#### [The data]
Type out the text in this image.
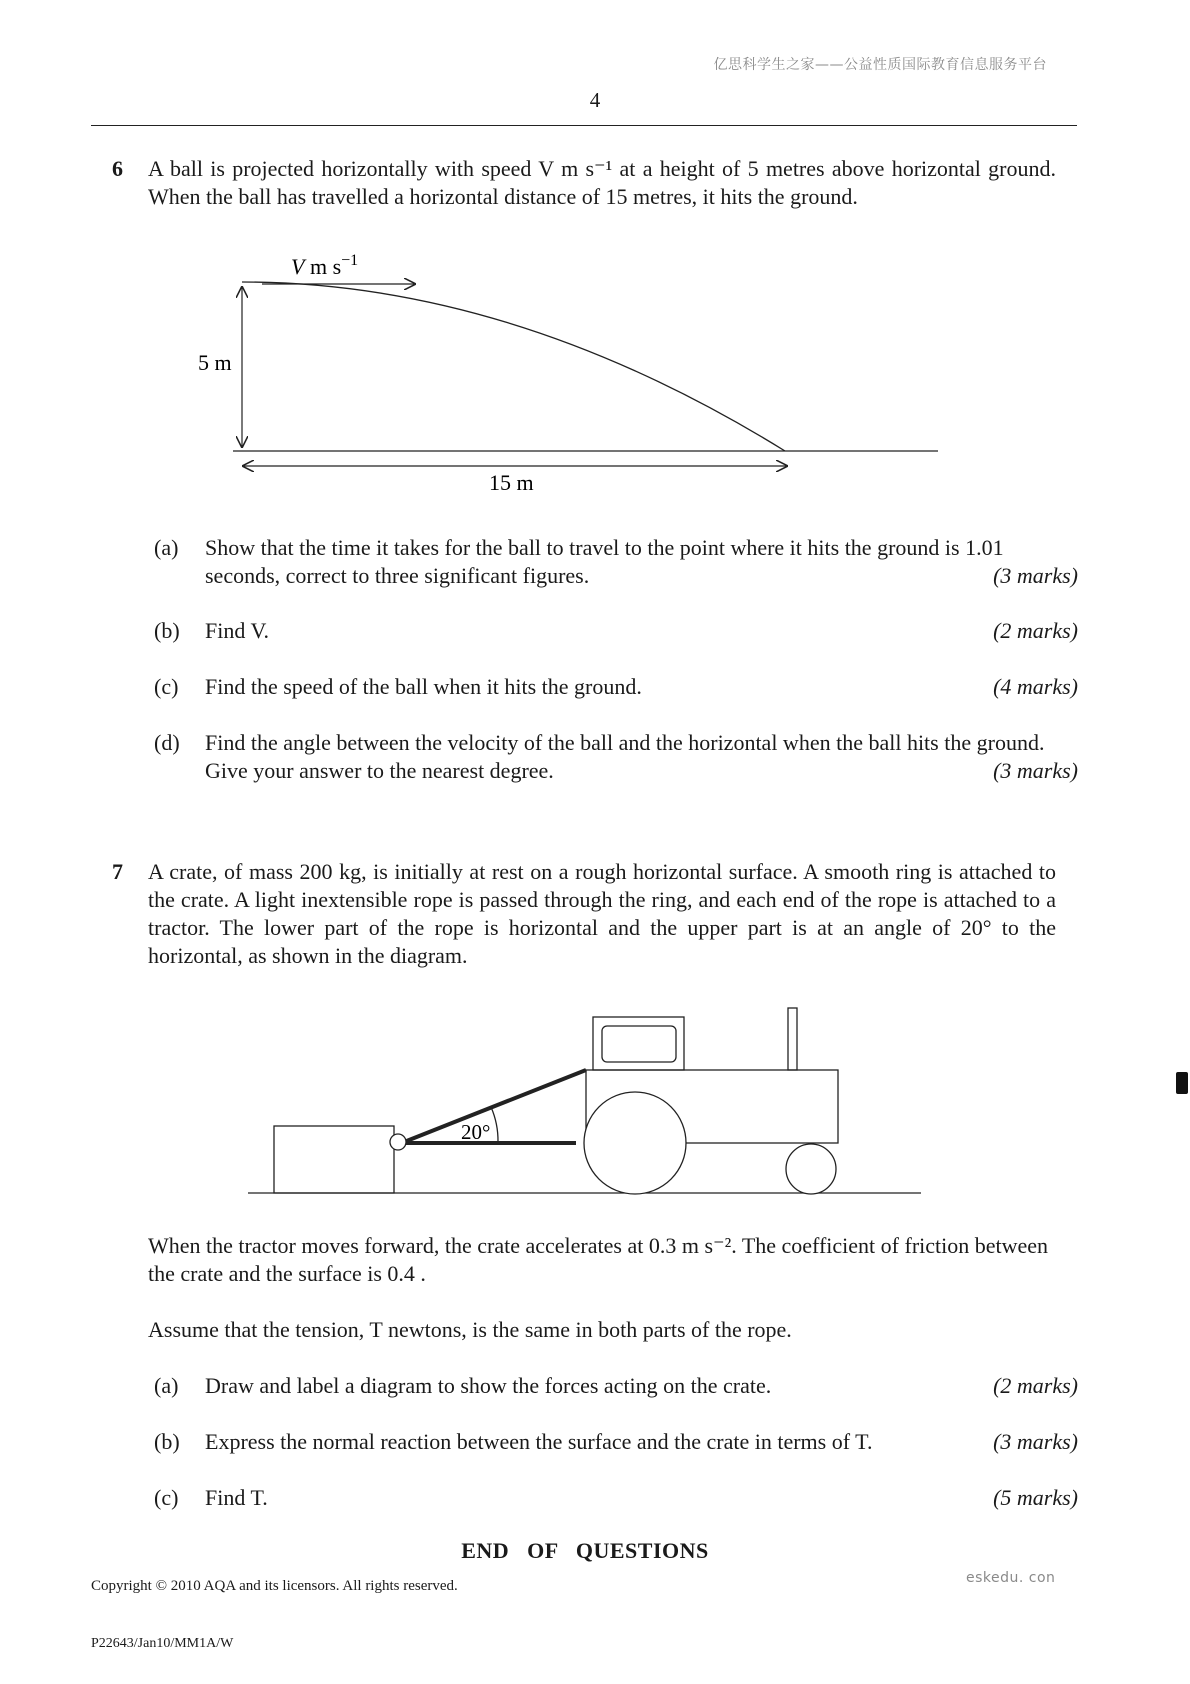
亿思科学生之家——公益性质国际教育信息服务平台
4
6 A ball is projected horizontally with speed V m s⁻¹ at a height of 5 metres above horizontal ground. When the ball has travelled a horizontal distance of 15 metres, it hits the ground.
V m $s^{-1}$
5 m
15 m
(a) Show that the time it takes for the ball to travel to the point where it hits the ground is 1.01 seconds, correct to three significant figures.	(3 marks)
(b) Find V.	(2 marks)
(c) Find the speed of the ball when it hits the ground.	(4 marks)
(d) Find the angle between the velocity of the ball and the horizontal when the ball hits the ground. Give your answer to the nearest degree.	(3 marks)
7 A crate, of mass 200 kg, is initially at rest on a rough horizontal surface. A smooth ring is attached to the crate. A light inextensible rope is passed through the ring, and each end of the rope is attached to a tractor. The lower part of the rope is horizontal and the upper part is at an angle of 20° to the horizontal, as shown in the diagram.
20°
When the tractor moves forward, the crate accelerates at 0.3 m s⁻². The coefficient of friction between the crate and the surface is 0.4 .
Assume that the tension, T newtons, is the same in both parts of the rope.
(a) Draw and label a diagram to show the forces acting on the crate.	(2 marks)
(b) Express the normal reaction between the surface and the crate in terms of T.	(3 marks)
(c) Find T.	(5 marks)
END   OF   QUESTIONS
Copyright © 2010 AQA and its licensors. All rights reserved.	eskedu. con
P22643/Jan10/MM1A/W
* * *
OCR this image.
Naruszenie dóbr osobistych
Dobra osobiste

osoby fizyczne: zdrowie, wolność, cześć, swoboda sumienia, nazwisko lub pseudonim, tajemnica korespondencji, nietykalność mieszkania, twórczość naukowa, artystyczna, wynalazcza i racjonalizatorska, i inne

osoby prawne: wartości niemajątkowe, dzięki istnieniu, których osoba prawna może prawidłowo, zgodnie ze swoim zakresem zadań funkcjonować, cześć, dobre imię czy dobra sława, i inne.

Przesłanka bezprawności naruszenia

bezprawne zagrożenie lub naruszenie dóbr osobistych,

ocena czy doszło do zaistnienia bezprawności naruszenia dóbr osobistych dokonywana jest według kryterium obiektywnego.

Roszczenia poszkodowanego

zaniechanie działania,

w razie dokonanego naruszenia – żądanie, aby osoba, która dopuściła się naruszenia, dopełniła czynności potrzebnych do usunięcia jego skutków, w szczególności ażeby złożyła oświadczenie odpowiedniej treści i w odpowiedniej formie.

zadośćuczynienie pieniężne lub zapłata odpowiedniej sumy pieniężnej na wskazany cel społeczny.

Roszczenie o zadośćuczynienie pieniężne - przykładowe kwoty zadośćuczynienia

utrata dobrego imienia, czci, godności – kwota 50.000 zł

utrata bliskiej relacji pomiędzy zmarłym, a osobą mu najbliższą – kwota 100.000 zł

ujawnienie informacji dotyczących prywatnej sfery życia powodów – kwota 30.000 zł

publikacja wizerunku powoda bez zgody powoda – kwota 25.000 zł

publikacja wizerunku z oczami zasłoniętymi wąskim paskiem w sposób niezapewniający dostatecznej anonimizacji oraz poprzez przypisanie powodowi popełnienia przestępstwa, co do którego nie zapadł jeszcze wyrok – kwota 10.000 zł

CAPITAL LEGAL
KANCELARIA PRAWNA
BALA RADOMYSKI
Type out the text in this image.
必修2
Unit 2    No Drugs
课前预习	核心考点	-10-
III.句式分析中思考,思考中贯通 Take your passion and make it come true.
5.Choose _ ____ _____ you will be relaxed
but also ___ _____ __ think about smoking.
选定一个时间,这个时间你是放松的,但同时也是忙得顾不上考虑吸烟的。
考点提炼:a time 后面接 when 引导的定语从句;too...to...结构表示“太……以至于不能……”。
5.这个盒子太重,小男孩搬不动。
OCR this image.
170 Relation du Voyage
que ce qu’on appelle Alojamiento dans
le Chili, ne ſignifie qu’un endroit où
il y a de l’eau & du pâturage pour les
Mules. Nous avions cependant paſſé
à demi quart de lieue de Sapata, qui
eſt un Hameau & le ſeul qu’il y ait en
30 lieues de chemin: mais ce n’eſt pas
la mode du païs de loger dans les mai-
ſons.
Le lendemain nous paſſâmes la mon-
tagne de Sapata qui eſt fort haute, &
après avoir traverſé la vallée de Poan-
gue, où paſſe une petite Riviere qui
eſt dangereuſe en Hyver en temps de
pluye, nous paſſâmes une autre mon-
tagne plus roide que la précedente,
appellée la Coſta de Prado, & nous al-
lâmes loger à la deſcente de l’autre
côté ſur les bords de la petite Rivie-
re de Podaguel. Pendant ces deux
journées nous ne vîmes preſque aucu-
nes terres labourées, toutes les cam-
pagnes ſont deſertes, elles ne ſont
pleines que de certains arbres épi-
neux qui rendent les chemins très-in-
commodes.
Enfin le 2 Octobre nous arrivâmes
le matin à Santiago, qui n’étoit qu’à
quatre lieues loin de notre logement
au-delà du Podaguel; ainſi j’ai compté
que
...
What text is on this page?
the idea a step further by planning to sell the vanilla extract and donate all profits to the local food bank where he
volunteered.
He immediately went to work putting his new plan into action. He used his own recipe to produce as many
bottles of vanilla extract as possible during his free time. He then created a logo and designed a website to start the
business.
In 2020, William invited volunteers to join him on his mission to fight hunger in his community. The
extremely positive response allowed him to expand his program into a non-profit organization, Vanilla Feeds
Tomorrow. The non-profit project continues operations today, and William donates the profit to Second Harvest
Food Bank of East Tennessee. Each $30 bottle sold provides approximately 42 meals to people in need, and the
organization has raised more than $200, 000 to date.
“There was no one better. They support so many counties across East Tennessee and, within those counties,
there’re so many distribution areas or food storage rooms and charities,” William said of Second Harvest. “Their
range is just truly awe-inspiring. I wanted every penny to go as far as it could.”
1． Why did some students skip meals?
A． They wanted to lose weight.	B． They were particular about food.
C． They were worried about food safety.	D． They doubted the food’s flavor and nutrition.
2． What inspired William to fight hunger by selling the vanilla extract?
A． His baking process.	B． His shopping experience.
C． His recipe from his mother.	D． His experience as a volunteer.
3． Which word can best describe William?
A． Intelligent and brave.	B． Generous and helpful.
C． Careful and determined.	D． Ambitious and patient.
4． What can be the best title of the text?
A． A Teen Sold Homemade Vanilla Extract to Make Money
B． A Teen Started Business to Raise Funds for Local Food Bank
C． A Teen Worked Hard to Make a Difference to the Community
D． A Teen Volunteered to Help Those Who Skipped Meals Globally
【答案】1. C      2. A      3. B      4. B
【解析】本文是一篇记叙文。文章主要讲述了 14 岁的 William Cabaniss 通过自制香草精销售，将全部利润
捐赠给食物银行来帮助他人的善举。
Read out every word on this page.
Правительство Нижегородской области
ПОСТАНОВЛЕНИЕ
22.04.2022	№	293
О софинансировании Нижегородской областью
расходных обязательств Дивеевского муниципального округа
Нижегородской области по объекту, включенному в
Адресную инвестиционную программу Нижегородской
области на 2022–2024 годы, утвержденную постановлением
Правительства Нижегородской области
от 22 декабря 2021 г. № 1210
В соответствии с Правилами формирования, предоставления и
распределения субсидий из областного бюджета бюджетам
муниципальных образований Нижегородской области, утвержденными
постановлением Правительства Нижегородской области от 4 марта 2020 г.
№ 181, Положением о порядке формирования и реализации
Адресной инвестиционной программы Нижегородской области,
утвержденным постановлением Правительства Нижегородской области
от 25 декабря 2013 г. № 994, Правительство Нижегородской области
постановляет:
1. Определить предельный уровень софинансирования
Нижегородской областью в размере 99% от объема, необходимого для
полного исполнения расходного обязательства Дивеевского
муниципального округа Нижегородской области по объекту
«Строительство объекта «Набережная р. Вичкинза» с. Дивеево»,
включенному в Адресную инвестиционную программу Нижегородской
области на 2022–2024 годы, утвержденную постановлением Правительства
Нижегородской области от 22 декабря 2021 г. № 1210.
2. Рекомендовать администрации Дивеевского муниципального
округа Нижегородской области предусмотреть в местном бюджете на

#### [Problem statement]
Find the lines holding "Адресную" and list every one.

#### [Result of this exercise]
Адресную инвестиционную программу Нижегородской
включенному в Адресную инвестиционную программу Нижегородской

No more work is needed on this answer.